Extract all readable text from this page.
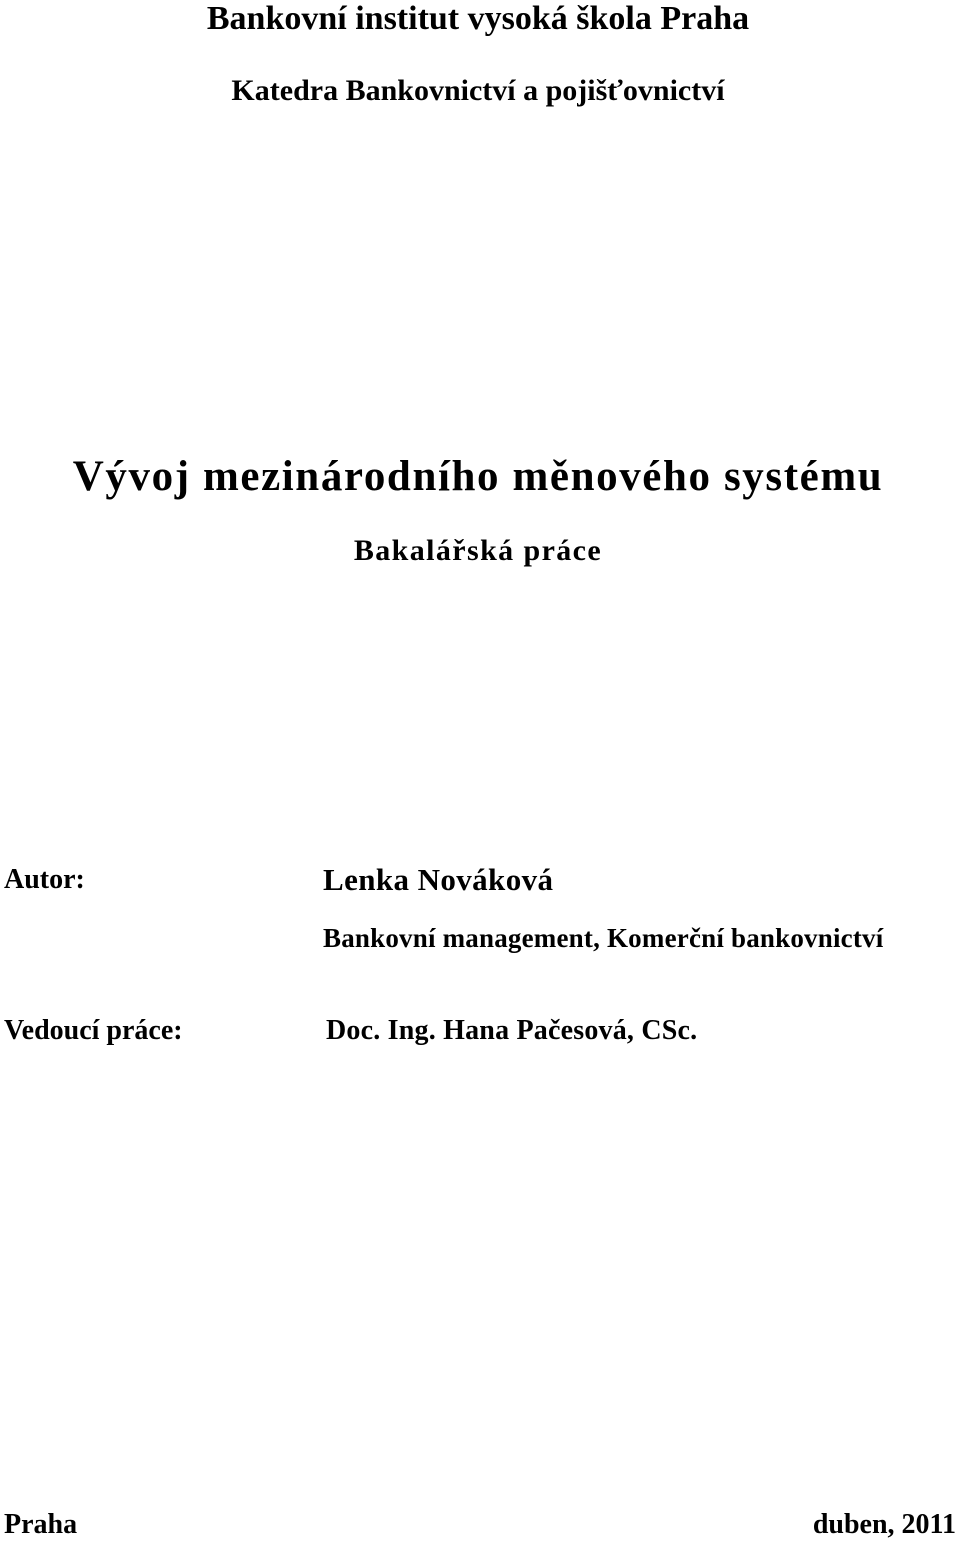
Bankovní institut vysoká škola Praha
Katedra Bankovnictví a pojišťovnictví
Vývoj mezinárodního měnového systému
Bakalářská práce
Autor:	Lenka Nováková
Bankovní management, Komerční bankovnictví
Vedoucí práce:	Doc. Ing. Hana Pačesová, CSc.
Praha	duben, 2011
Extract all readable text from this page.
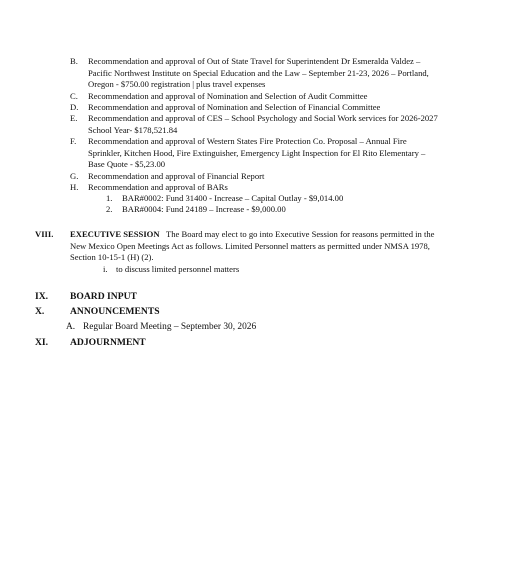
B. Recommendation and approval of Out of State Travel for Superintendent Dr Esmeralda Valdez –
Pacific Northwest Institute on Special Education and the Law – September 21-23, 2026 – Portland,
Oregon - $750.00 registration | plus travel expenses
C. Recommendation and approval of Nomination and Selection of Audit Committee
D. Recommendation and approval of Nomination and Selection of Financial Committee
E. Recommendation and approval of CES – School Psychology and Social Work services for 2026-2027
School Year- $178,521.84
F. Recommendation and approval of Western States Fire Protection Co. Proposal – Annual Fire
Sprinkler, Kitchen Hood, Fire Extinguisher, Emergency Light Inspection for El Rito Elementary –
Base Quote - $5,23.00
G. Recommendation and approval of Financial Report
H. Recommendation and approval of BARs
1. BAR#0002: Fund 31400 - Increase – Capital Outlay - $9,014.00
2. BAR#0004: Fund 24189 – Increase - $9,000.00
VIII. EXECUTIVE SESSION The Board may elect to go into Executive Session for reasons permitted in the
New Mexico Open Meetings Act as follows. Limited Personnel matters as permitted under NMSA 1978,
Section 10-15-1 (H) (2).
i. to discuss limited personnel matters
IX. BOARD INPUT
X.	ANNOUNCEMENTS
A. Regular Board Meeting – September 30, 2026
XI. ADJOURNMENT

◇ ◇ ◇ ◇ ◇ ◇ ◇

Set problem: Lines that include the word "Committee" are to be extracted from the data above.

Solution to the exercise:
C. Recommendation and approval of Nomination and Selection of Audit Committee
D. Recommendation and approval of Nomination and Selection of Financial Committee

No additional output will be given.